== PASSAGE ==
———

DStream::dailyTimeSeriesEngine

Syntax

DStream::dailyTimeSeriesEngine(windowSize, step, metrics, sessionBegin, [sessionEnd], [timeColumn], [useSystemTime=false], [keyColumn], [updateTime], [useWindowStartTime], [roundTime=true], [fill='none'], [mergeSessionEnd=false], [forceTriggerTime], [forceTriggerSessionEndTime], [keyPurgeFreqInSecond], [closed='left'], [subWindow], [parallelism=1],[acceptedDelay=0], [keyPurgeDaily=true])

Details

Creates a daily time-series streaming engine. For details, see createDailyTimeSeriesEngine.

Return value: A DStream object.

Arguments

windowSize is a scalar or vector with positive integers that specifies the size of the windows for calculation.

step is a positive integer indicating how much each window moves forward relative to the previous one. Note that step must be divisible by windowSize, otherwise an exception will be thrown.

metrics is metacode or a tuple specifying the calculation formulas. For more information about metacode please refer to Metaprogramming.

It can use one or more built-in or user-defined aggregate functions (which must be defined by the defg keyword) such as <[sum(volume), avg(price)]>, or expressions of aggregate functions such as as <[avg(price1)-avg(price2)]>, or aggregate functions involving multiple columns such as <[std(price1-price2)]>.
You can specify functions that return multiple values for metrics, such as <func(price) as `col1`col2> (it's optional to specify the column names).
The metacode can be a constant scalar/vector. Note that the output column for a constant vector must be in array vector form.
If metrics is a tuple with multiple formulas, windowSize is specified as a vector of the same length as metrics. Each element of windowSize corresponds to the elements in metrics. For example, if windowSize=[10,20], metrics can be (<[min(volume), max(volume)]>, <sum(volume)>). metrics can also input nested tuple vectors, such as [[<[min(volume), max(volume)]>, <sum(volume)>], [<avg(volume)>]].

Note:

The column names specified in metrics are not case-sensitive and can be inconsistent with the column names of the input tables.
Nested aggregate function calls are not supported in metrics.

sessionBegin can be a scalar or vector of type SECOND, TIME or NANOTIME corresponding to the data type of the time column, indicating the starting time of each session. If it is a vector, it must be increasing.

sessionEnd (optional) can be a scalar or vector of type SECOND, TIME or NANOTIME corresponding to the data type of the time column, indicating the end time of each session. Specify sessionEnd as 00:00:00 to indicate the beginning of the next day (i.e., 24:00:00 of the current day).

timeColumn (optional) is a STRING scalar or vector specifying the time column(s) of the subscribed stream table. When useSystemTime = false, it must be specified.

useSystemTime (optional) is a Boolean value indicating whether the calculations are performed based on the system time when data is ingested into the engine.

useSystemTime = true: the engine will regularly window the streaming data at fixed time intervals for calculations according to the ingestion time (local system time with millisecond precision, independent of any temporal columns in the streaming table) of each record. As long as a window contains data, the calculation will be performed automatically when the window ends. The first column in output table indicates the timestamp when the calculation occurred.

———

== EXCERPTED DATA ==
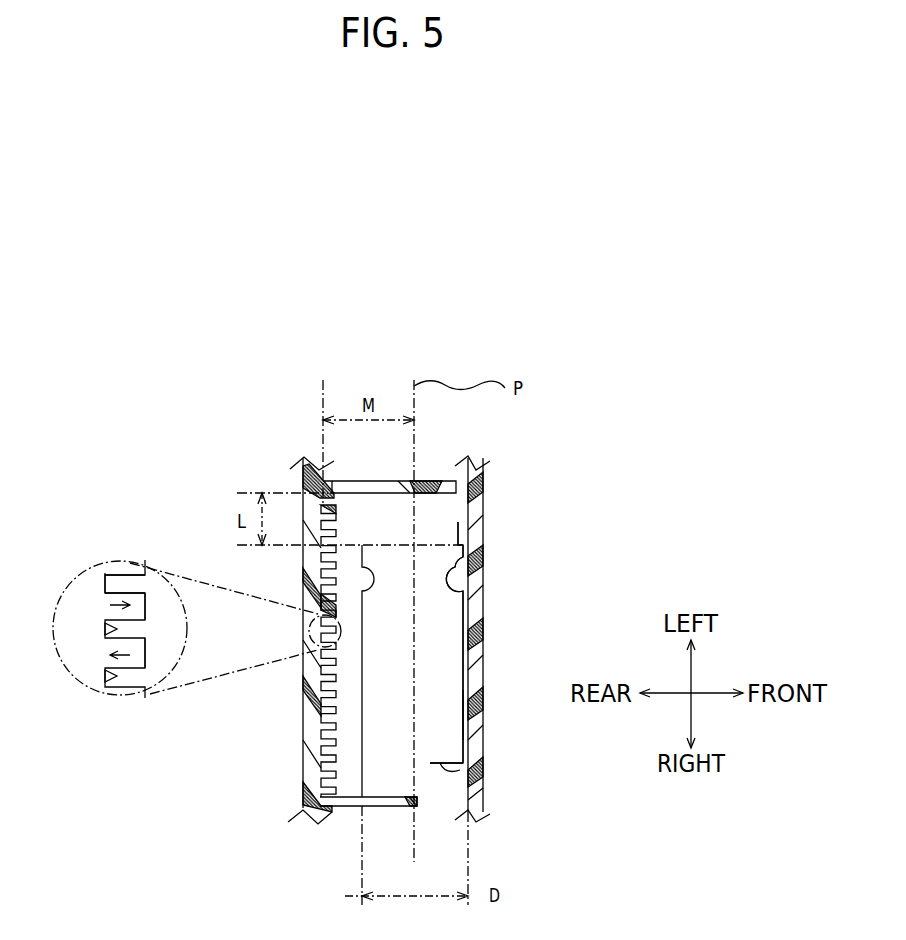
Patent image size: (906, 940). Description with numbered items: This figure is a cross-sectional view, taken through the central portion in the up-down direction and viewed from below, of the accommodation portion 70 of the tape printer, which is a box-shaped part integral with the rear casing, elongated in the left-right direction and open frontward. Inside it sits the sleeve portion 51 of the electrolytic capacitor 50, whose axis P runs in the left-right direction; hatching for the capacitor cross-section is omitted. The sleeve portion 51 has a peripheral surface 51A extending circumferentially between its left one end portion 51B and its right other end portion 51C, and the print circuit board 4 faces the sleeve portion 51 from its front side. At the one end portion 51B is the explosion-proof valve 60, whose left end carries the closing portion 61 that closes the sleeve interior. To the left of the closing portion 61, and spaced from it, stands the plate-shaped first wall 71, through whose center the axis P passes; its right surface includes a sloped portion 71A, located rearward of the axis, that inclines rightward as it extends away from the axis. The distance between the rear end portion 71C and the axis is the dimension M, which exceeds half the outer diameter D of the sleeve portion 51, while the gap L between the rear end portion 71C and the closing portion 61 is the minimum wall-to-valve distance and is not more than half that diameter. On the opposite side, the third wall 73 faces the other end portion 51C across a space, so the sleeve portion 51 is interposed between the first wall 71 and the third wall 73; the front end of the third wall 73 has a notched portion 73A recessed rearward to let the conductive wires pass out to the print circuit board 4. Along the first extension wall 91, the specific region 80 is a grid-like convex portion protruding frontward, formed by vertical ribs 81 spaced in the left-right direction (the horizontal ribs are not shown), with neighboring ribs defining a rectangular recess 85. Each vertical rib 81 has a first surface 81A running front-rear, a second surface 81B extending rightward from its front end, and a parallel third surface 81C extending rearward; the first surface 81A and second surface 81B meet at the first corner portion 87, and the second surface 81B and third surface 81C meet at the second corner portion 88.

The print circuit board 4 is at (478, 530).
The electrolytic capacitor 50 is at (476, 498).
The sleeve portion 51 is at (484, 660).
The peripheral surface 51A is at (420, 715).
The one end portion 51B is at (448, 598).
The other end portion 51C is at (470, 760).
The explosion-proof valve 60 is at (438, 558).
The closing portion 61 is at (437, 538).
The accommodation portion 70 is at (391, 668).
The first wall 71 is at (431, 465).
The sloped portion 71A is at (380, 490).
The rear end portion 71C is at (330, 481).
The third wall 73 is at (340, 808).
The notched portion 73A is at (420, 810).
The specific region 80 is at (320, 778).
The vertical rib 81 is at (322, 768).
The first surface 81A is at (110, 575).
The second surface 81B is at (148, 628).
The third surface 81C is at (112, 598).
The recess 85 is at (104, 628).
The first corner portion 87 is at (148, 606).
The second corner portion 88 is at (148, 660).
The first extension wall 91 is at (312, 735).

———

Repeat everything in the dailyTimeSeriesEngine documentation from "It can use one" down to "array vector form.".

It can use one or more built-in or user-defined aggregate functions (which must be defined by the defg keyword) such as <[sum(volume), avg(price)]>, or expressions of aggregate functions such as as <[avg(price1)-avg(price2)]>, or aggregate functions involving multiple columns such as <[std(price1-price2)]>.
You can specify functions that return multiple values for metrics, such as <func(price) as `col1`col2> (it's optional to specify the column names).
The metacode can be a constant scalar/vector. Note that the output column for a constant vector must be in array vector form.